** start Records provided **

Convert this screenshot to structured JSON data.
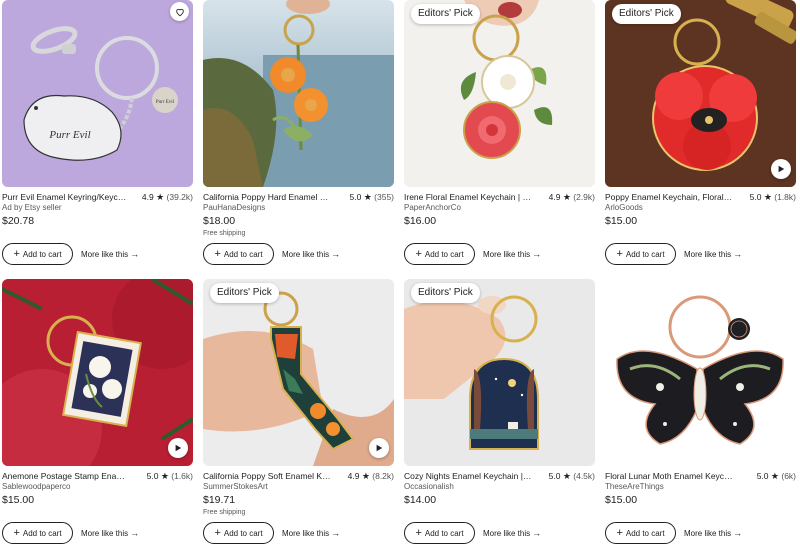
{
  "listings": [
    {
      "title": "Purr Evil Enamel Keyring/Keychain",
      "rating": "4.9",
      "review_count": "(39.2k)",
      "shop": "Ad by Etsy seller",
      "price": "$20.78",
      "shipping": "",
      "badge": "",
      "image_text": "Purr Evil",
      "tag_text": "Purr Evil",
      "add_to_cart": "Add to cart",
      "more_like_this": "More like this"
    },
    {
      "title": "California Poppy Hard Enamel Keychain",
      "rating": "5.0",
      "review_count": "(355)",
      "shop": "PauHanaDesigns",
      "price": "$18.00",
      "shipping": "Free shipping",
      "badge": "",
      "add_to_cart": "Add to cart",
      "more_like_this": "More like this"
    },
    {
      "title": "Irene Floral Enamel Keychain | Cute",
      "rating": "4.9",
      "review_count": "(2.9k)",
      "shop": "PaperAnchorCo",
      "price": "$16.00",
      "shipping": "",
      "badge": "Editors' Pick",
      "add_to_cart": "Add to cart",
      "more_like_this": "More like this"
    },
    {
      "title": "Poppy Enamel Keychain, Floral keychain",
      "rating": "5.0",
      "review_count": "(1.8k)",
      "shop": "ArloGoods",
      "price": "$15.00",
      "shipping": "",
      "badge": "Editors' Pick",
      "add_to_cart": "Add to cart",
      "more_like_this": "More like this"
    },
    {
      "title": "Anemone Postage Stamp Enamel Keychain",
      "rating": "5.0",
      "review_count": "(1.6k)",
      "shop": "Sablewoodpaperco",
      "price": "$15.00",
      "shipping": "",
      "badge": "",
      "add_to_cart": "Add to cart",
      "more_like_this": "More like this"
    },
    {
      "title": "California Poppy Soft Enamel Keychain",
      "rating": "4.9",
      "review_count": "(8.2k)",
      "shop": "SummerStokesArt",
      "price": "$19.71",
      "shipping": "Free shipping",
      "badge": "Editors' Pick",
      "add_to_cart": "Add to cart",
      "more_like_this": "More like this"
    },
    {
      "title": "Cozy Nights Enamel Keychain | Book",
      "rating": "5.0",
      "review_count": "(4.5k)",
      "shop": "Occasionalish",
      "price": "$14.00",
      "shipping": "",
      "badge": "Editors' Pick",
      "add_to_cart": "Add to cart",
      "more_like_this": "More like this"
    },
    {
      "title": "Floral Lunar Moth Enamel Keychain",
      "rating": "5.0",
      "review_count": "(6k)",
      "shop": "TheseAreThings",
      "price": "$15.00",
      "shipping": "",
      "badge": "",
      "add_to_cart": "Add to cart",
      "more_like_this": "More like this"
    }
  ],
  "icons": {
    "star": "★",
    "arrow": "→",
    "plus": "+",
    "favorite": "heart-icon",
    "video": "play-icon"
  },
  "colors": {
    "text": "#222222",
    "muted": "#595959",
    "button_border": "#222222"
  }
}
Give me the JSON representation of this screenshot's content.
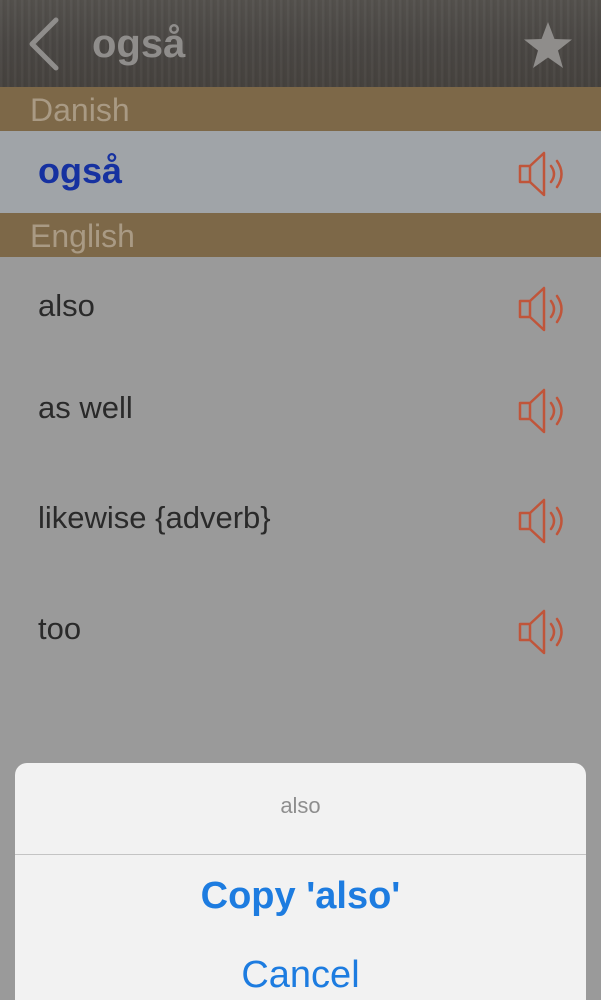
{
  "navbar": {
    "title": "også",
    "back_icon": "chevron-left-icon",
    "favorite_icon": "star-icon"
  },
  "sections": {
    "source_language": "Danish",
    "target_language": "English"
  },
  "source_entry": {
    "term": "også",
    "audio_icon": "speaker-icon"
  },
  "translations": [
    {
      "term": "also"
    },
    {
      "term": "as well"
    },
    {
      "term": "likewise {adverb}"
    },
    {
      "term": "too"
    }
  ],
  "action_sheet": {
    "title": "also",
    "copy_label": "Copy 'also'",
    "cancel_label": "Cancel"
  },
  "colors": {
    "section_header_bg": "#7d6848",
    "speaker_icon": "#c0553a",
    "source_term": "#1631a0",
    "action_blue": "#1d7ce0"
  }
}
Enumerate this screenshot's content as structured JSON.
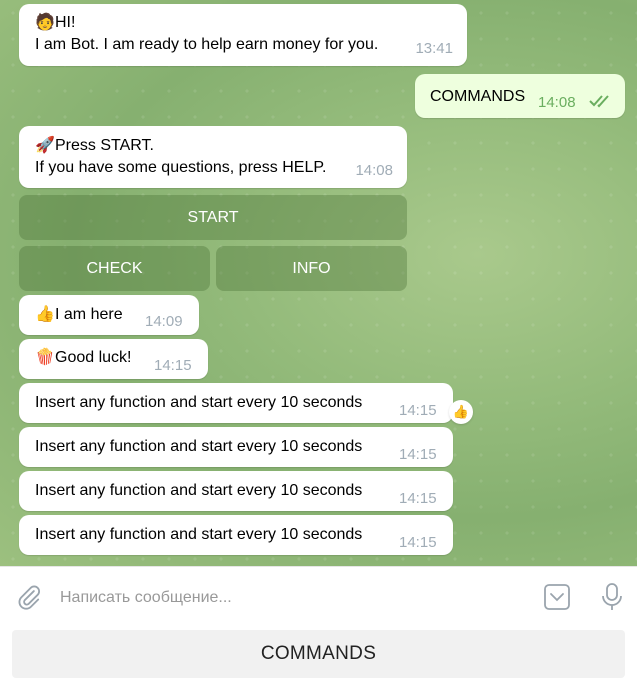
{
  "messages": [
    {
      "emoji": "🧑",
      "lines": [
        "HI!",
        "I am Bot. I am ready to help earn money for you."
      ],
      "time": "13:41"
    },
    {
      "text": "COMMANDS",
      "time": "14:08",
      "outgoing": true
    },
    {
      "emoji": "🚀",
      "lines": [
        "Press START.",
        "If you have some questions, press HELP."
      ],
      "time": "14:08"
    },
    {
      "emoji": "👍",
      "text": "I am here",
      "time": "14:09"
    },
    {
      "emoji": "🍿",
      "text": "Good luck!",
      "time": "14:15"
    },
    {
      "text": "Insert any function and start every 10 seconds",
      "time": "14:15",
      "reaction": "👍"
    },
    {
      "text": "Insert any function and start every 10 seconds",
      "time": "14:15"
    },
    {
      "text": "Insert any function and start every 10 seconds",
      "time": "14:15"
    },
    {
      "text": "Insert any function and start every 10 seconds",
      "time": "14:15"
    }
  ],
  "inline_keyboard": {
    "start": "START",
    "check": "CHECK",
    "info": "INFO"
  },
  "composer": {
    "placeholder": "Написать сообщение...",
    "icons": {
      "attach": "paperclip-icon",
      "keyboard": "chevron-down-icon",
      "voice": "microphone-icon"
    }
  },
  "reply_keyboard": {
    "button": "COMMANDS"
  },
  "colors": {
    "incoming": "#ffffff",
    "outgoing": "#eeffde",
    "read_check": "#6aae5f",
    "timestamp": "#a0acb6"
  }
}
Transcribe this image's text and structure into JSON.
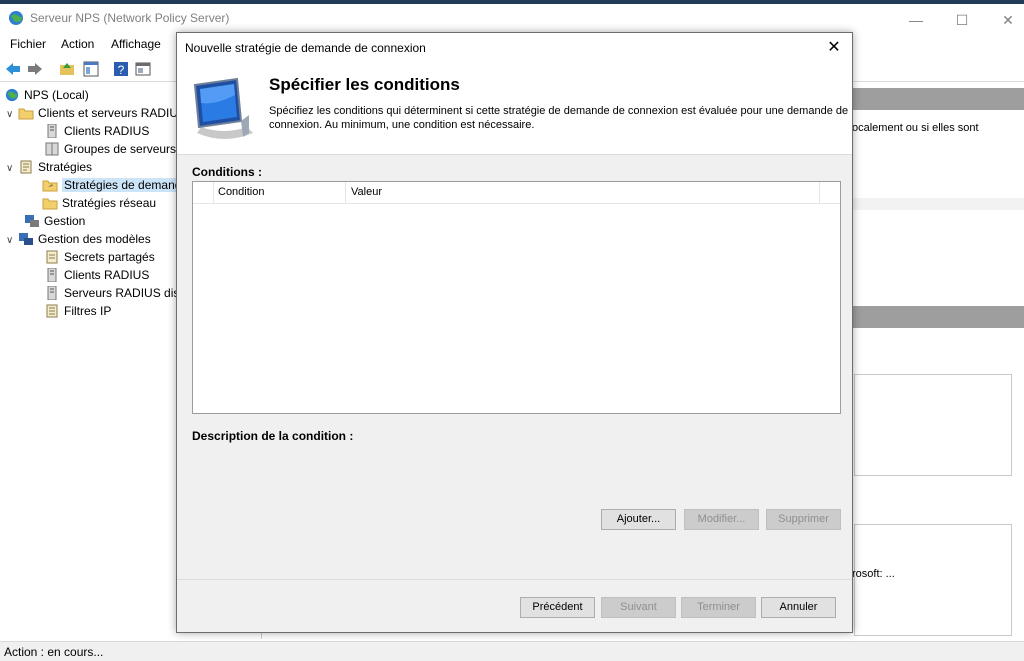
{
  "window": {
    "title": "Serveur NPS (Network Policy Server)",
    "controls": [
      "—",
      "☐",
      "✕"
    ]
  },
  "menu": [
    "Fichier",
    "Action",
    "Affichage"
  ],
  "tree": {
    "root": "NPS (Local)",
    "clients_group": "Clients et serveurs RADIU",
    "clients_radius": "Clients RADIUS",
    "groupes_serveurs": "Groupes de serveurs R",
    "strategies": "Stratégies",
    "strategies_demande": "Stratégies de demand",
    "strategies_reseau": "Stratégies réseau",
    "gestion": "Gestion",
    "gestion_modeles": "Gestion des modèles",
    "secrets": "Secrets partagés",
    "clients_radius_2": "Clients RADIUS",
    "serveurs_radius": "Serveurs RADIUS dista",
    "filtres_ip": "Filtres IP"
  },
  "right_panel": {
    "text1": "ocalement ou si elles sont",
    "text2": "rosoft: ..."
  },
  "status": "Action :  en cours...",
  "dialog": {
    "title": "Nouvelle stratégie de demande de connexion",
    "close": "✕",
    "heading": "Spécifier les conditions",
    "description": "Spécifiez les conditions qui déterminent si cette stratégie de demande de connexion est évaluée pour une demande de connexion. Au minimum, une condition est nécessaire.",
    "conditions_label": "Conditions :",
    "col_condition": "Condition",
    "col_valeur": "Valeur",
    "description_label": "Description de la condition :",
    "btn_ajouter": "Ajouter...",
    "btn_modifier": "Modifier...",
    "btn_supprimer": "Supprimer",
    "btn_precedent": "Précédent",
    "btn_suivant": "Suivant",
    "btn_terminer": "Terminer",
    "btn_annuler": "Annuler"
  }
}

** end Records provided **

_Exercise_. Check every line of the data, and copy the ones that contain "Evil".

_Full solution_.
      "title": "Purr Evil Enamel Keyring/Keychain",
      "image_text": "Purr Evil",
      "tag_text": "Purr Evil",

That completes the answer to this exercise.